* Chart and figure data
-- -- --

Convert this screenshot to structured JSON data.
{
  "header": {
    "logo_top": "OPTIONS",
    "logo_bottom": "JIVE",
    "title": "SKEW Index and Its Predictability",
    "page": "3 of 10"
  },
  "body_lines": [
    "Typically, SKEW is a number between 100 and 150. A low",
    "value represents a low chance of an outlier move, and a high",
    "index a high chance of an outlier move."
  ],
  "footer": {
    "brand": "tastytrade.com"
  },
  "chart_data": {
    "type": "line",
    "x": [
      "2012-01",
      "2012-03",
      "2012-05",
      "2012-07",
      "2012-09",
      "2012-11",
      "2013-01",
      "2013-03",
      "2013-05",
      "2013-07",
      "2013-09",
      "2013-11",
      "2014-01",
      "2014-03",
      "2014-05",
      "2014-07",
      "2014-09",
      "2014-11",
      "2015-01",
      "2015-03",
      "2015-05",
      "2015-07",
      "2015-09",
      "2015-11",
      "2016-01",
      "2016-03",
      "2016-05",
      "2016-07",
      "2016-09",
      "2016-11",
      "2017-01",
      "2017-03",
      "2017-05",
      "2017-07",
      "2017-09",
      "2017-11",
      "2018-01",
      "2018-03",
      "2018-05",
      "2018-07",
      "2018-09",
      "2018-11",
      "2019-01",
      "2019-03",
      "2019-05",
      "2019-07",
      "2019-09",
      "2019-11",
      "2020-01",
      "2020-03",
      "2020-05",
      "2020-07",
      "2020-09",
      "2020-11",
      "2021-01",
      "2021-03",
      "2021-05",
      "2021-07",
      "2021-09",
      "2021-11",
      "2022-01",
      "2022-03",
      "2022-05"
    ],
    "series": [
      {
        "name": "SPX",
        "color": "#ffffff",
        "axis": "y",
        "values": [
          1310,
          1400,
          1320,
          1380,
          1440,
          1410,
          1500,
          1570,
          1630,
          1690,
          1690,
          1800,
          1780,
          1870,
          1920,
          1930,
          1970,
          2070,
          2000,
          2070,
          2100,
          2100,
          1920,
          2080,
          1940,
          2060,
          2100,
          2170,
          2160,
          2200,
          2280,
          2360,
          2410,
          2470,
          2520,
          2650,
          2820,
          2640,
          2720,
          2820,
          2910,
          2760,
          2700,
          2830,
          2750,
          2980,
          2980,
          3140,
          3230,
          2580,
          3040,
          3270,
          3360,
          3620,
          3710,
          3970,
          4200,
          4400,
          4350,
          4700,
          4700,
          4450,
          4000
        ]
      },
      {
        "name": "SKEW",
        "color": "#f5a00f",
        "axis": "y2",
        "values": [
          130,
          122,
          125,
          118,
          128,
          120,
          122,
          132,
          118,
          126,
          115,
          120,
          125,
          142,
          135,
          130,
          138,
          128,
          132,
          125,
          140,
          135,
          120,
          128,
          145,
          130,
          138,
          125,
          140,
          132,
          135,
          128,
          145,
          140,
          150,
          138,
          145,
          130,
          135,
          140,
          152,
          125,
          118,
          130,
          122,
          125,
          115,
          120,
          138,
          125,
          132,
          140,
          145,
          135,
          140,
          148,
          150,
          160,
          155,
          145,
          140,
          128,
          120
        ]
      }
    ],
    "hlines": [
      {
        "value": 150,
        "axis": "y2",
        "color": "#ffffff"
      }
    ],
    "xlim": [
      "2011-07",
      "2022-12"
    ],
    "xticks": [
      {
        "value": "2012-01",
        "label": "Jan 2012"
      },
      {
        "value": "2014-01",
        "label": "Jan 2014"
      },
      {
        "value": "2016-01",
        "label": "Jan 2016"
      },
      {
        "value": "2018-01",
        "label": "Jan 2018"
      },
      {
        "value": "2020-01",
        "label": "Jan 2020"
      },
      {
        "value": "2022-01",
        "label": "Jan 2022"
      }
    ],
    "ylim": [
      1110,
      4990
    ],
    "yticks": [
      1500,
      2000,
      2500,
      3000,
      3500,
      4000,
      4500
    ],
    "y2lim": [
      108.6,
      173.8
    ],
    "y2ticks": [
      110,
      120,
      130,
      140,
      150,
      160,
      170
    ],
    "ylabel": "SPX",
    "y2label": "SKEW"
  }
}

-- -- --

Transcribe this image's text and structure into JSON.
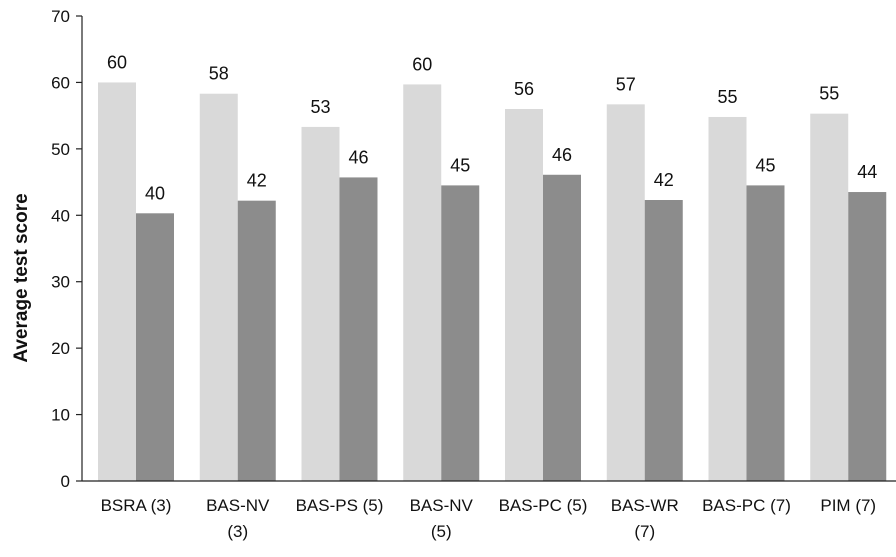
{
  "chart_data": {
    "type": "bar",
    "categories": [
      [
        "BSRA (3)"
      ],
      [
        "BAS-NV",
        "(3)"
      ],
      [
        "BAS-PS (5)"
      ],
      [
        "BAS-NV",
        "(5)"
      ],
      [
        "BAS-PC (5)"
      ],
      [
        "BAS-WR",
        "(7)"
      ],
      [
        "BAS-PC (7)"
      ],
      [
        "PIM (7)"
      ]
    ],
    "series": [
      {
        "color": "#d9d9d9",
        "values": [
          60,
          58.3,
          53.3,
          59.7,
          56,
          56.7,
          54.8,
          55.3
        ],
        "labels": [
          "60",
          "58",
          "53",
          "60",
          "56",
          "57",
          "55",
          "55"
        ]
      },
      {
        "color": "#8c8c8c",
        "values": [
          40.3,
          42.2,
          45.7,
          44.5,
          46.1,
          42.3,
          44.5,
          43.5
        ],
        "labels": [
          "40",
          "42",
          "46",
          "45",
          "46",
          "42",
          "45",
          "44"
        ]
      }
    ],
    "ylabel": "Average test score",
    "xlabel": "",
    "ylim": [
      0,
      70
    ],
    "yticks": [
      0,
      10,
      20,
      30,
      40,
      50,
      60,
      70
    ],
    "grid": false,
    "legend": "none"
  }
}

-- -- --

* PROBLEM REQUIREMENTS
Return each line where "ylabel" shows up.

* TASK RESULT
    "ylabel": "SPX",
    "ylabel": "Average test score",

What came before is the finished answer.